[OBJETIVO DECLARADO] Cite literalmente, do trecho sobre escrita criativa, tudo o que vai desde "Na leitura está" até "cheios de mistérios.".
------ TRECHO APRESENTADO ------
Quem não gosta de descobrir? Quem pode descobrir se não vê? Quem pode ver se não escuta? Quem pode escutar se não fala? Quem pode falar se não lê?
Na leitura está o caminho de uma série de mistérios. Continuamos aqui uma série sobre os mistérios da escrita criativa, da criação literária. Criação que nos ajuda a criarmo-nos enquanto seres cheios de mistérios.
VII
A literatura, como a arte em geral, como a vida, é feita de paradoxos, e obedece ao ritmo imprevisível e caprichoso das paixões humanas, dos vícios, dos enganos, do desconhecido. Tenta-se aqui iluminar um pouco esse reino nebuloso e contraditório.
“Talentos – O sujeito, afinal de contas, era medíocre, porque, sendo talentoso, deu vez a um medíocre em sacrifício da própria genialidade, posta de lado pela dúvida sempre cruel da autocrítica, a princípio uma virtude, a seguir, um vício. Não acreditava no outro, claro, porém, incapacitado de crer em suas virtudes e engenho, preferiu render-se ao movimento contínuo, talvez monótono, da necessidade de afirmação do colega, sem talento algum, sim, entretanto tornado mais forte que ele diante da indiferença do mundo.
Por outro lado, que talento o do sujeito que, sendo medíocre, sentiu a hora única na brecha mínima que foi a dor atroz da profunda insatisfação do amigo talentoso, e naquele segundo de hesitação deixou-o para trás, permitindo que ficasse inédita uma novela lancinante do outro, e que as portas se abrissem ao vazio fútil e fácil que foi então sua ascensão imposta pelo simples desejo de subir. Desejo que ninguém segura. E que o universo, feito de matéria escura, aplaude.”
------ BLOCO DE DADOS ------
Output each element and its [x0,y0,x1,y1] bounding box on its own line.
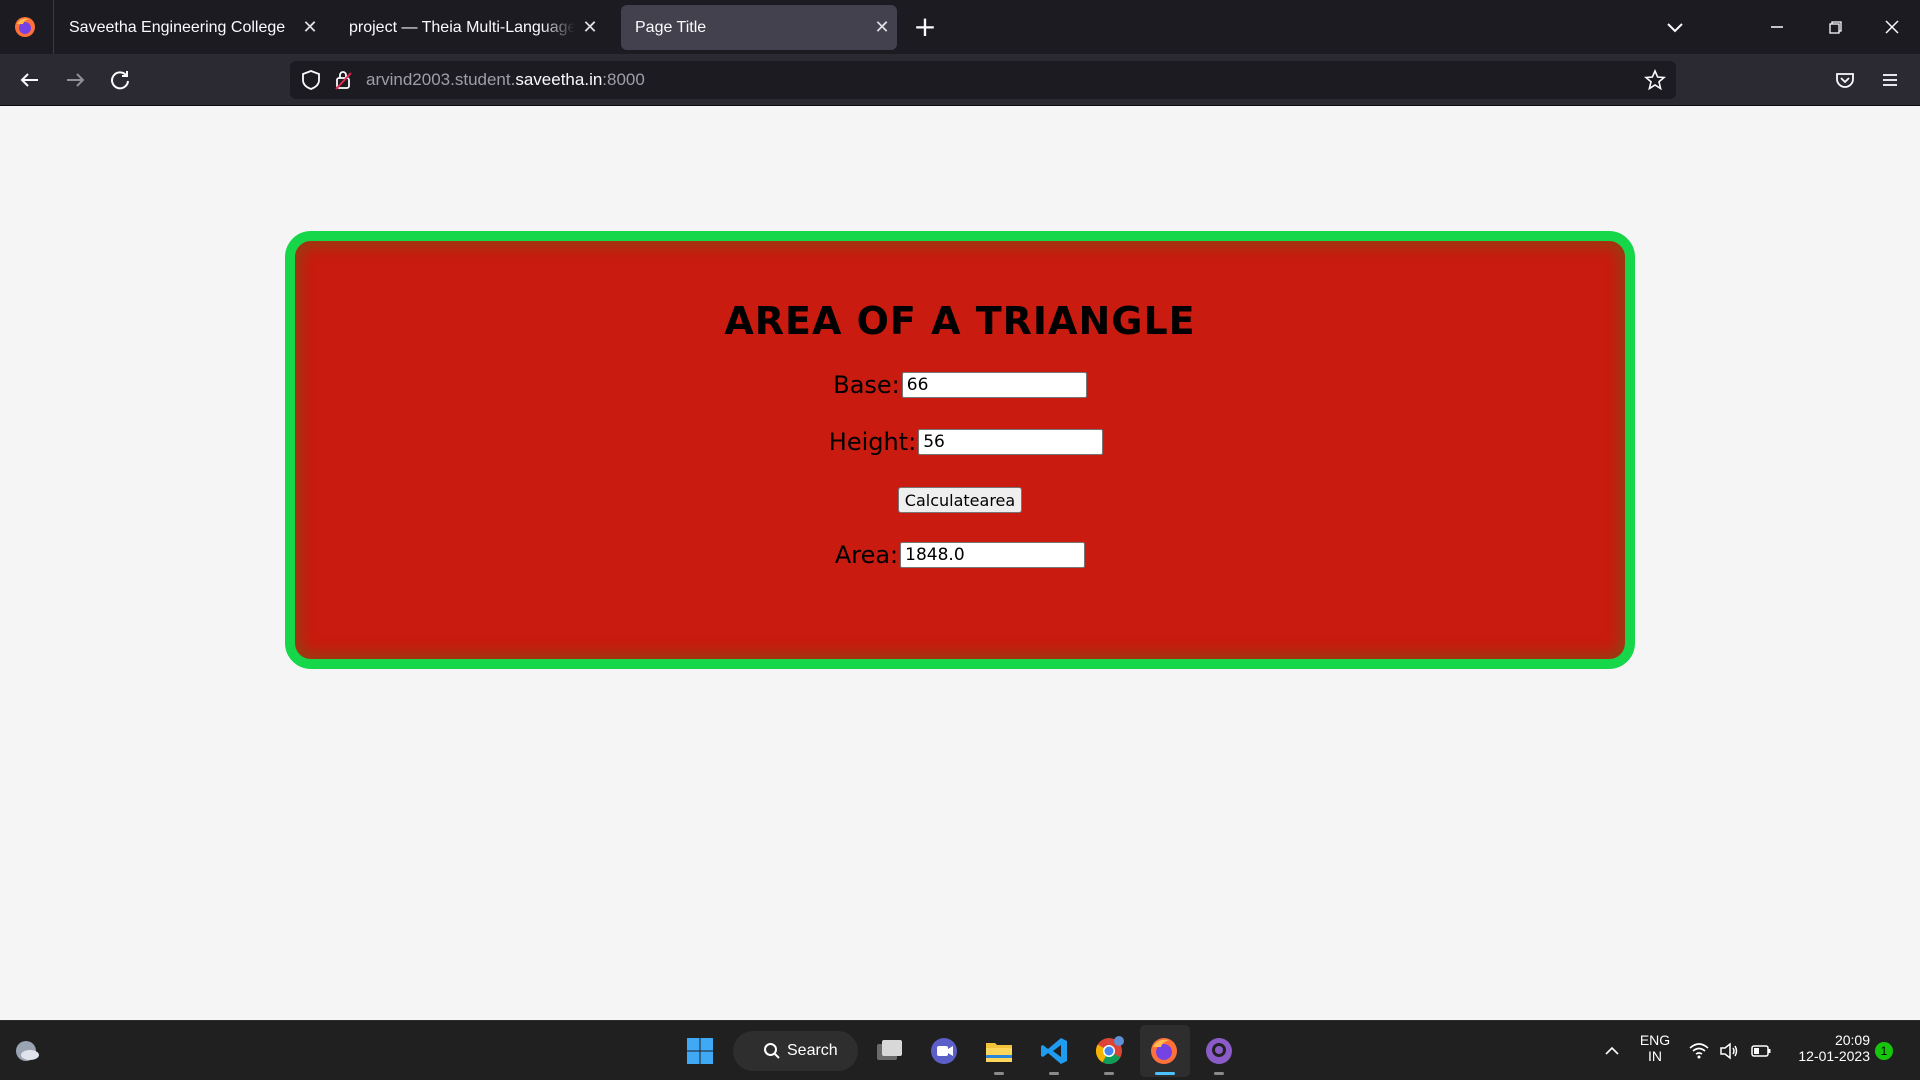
------
[RESPOSTA À TAREFA]
Na leitura está o caminho de uma série de mistérios. Continuamos aqui uma série sobre os mistérios da escrita criativa, da criação literária. Criação que nos ajuda a criarmo-nos enquanto seres cheios de mistérios.